Make an exact copy of the entries, and keep any pictures out of it.

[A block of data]
..............................

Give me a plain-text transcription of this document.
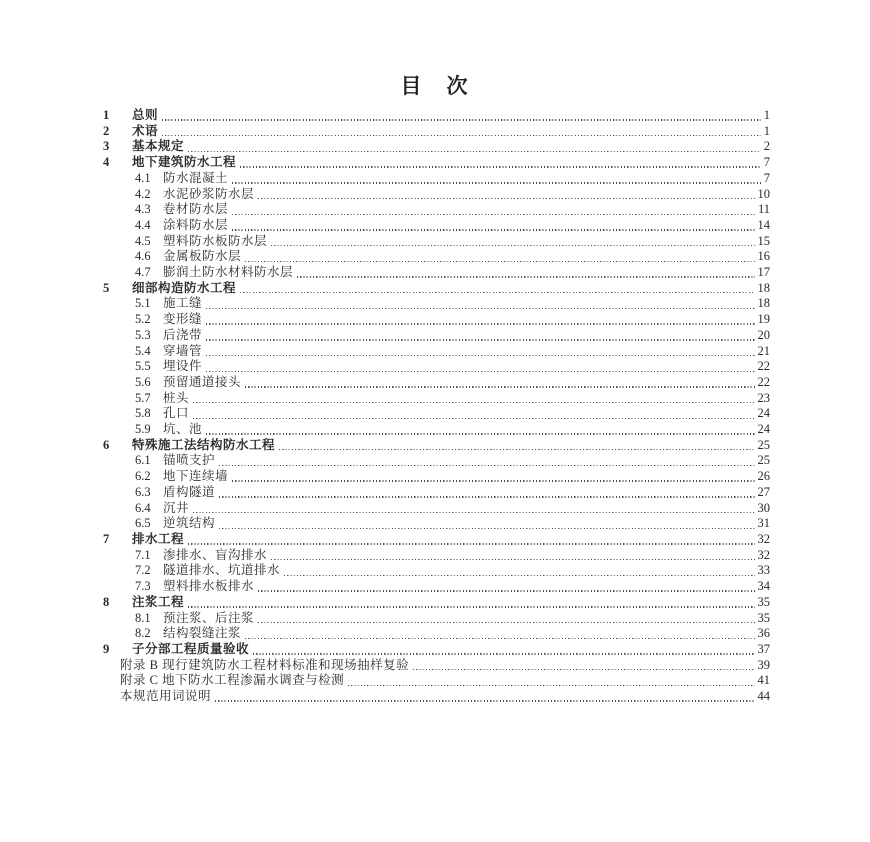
目　次
1	总则	1
2	术语	1
3	基本规定	2
4	地下建筑防水工程	7
4.1 防水混凝土	7
4.2 水泥砂浆防水层	10
4.3 卷材防水层	11
4.4 涂料防水层	14
4.5 塑料防水板防水层	15
4.6 金属板防水层	16
4.7 膨润土防水材料防水层	17
5	细部构造防水工程	18
5.1 施工缝	18
5.2 变形缝	19
5.3 后浇带	20
5.4 穿墙管	21
5.5 埋设件	22
5.6 预留通道接头	22
5.7 桩头	23
5.8 孔口	24
5.9 坑、池	24
6	特殊施工法结构防水工程	25
6.1 锚喷支护	25
6.2 地下连续墙	26
6.3 盾构隧道	27
6.4 沉井	30
6.5 逆筑结构	31
7	排水工程	32
7.1 渗排水、盲沟排水	32
7.2 隧道排水、坑道排水	33
7.3 塑料排水板排水	34
8	注浆工程	35
8.1 预注浆、后注浆	35
8.2 结构裂缝注浆	36
9	子分部工程质量验收	37
附录 B 现行建筑防水工程材料标准和现场抽样复验	39
附录 C 地下防水工程渗漏水调查与检测	41
本规范用词说明	44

..............................

▶ _Solution for this problem_
Give me a plain-text transcription of this document.
目　次
1	总则	1
2	术语	1
3	基本规定	2
4	地下建筑防水工程	7
4.1 防水混凝土	7
4.2 水泥砂浆防水层	10
4.3 卷材防水层	11
4.4 涂料防水层	14
4.5 塑料防水板防水层	15
4.6 金属板防水层	16
4.7 膨润土防水材料防水层	17
5	细部构造防水工程	18
5.1 施工缝	18
5.2 变形缝	19
5.3 后浇带	20
5.4 穿墙管	21
5.5 埋设件	22
5.6 预留通道接头	22
5.7 桩头	23
5.8 孔口	24
5.9 坑、池	24
6	特殊施工法结构防水工程	25
6.1 锚喷支护	25
6.2 地下连续墙	26
6.3 盾构隧道	27
6.4 沉井	30
6.5 逆筑结构	31
7	排水工程	32
7.1 渗排水、盲沟排水	32
7.2 隧道排水、坑道排水	33
7.3 塑料排水板排水	34
8	注浆工程	35
8.1 预注浆、后注浆	35
8.2 结构裂缝注浆	36
9	子分部工程质量验收	37
附录 B 现行建筑防水工程材料标准和现场抽样复验	39
附录 C 地下防水工程渗漏水调查与检测	41
本规范用词说明	44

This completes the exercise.